Task goal. Repeat each line of the material exactly.

Dataset records.
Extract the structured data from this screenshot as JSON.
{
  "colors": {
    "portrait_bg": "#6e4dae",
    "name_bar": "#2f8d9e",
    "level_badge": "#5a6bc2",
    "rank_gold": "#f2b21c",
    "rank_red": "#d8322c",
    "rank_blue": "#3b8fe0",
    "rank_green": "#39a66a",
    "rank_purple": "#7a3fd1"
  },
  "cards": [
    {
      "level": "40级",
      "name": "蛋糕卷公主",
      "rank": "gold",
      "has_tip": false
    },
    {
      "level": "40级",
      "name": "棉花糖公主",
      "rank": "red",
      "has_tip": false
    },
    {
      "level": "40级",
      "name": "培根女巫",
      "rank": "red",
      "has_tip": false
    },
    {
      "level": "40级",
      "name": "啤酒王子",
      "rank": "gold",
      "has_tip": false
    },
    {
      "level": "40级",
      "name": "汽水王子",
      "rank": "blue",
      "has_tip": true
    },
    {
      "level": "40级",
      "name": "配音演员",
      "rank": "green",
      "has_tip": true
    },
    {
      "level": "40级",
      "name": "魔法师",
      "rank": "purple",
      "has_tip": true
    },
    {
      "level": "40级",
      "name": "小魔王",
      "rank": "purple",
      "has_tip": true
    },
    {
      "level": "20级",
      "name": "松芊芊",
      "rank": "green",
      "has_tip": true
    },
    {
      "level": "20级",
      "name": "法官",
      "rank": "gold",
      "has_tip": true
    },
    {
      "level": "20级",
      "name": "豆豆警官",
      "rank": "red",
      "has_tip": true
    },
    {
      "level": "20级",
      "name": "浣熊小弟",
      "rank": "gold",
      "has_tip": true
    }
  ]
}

Response to the task.
Extract the structured data from this screenshot as JSON.
{
  "colors": {
    "portrait_bg": "#6e4dae",
    "name_bar": "#2f8d9e",
    "level_badge": "#5a6bc2",
    "rank_gold": "#f2b21c",
    "rank_red": "#d8322c",
    "rank_blue": "#3b8fe0",
    "rank_green": "#39a66a",
    "rank_purple": "#7a3fd1"
  },
  "cards": [
    {
      "level": "40级",
      "name": "蛋糕卷公主",
      "rank": "gold",
      "has_tip": false
    },
    {
      "level": "40级",
      "name": "棉花糖公主",
      "rank": "red",
      "has_tip": false
    },
    {
      "level": "40级",
      "name": "培根女巫",
      "rank": "red",
      "has_tip": false
    },
    {
      "level": "40级",
      "name": "啤酒王子",
      "rank": "gold",
      "has_tip": false
    },
    {
      "level": "40级",
      "name": "汽水王子",
      "rank": "blue",
      "has_tip": true
    },
    {
      "level": "40级",
      "name": "配音演员",
      "rank": "green",
      "has_tip": true
    },
    {
      "level": "40级",
      "name": "魔法师",
      "rank": "purple",
      "has_tip": true
    },
    {
      "level": "40级",
      "name": "小魔王",
      "rank": "purple",
      "has_tip": true
    },
    {
      "level": "20级",
      "name": "松芊芊",
      "rank": "green",
      "has_tip": true
    },
    {
      "level": "20级",
      "name": "法官",
      "rank": "gold",
      "has_tip": true
    },
    {
      "level": "20级",
      "name": "豆豆警官",
      "rank": "red",
      "has_tip": true
    },
    {
      "level": "20级",
      "name": "浣熊小弟",
      "rank": "gold",
      "has_tip": true
    }
  ]
}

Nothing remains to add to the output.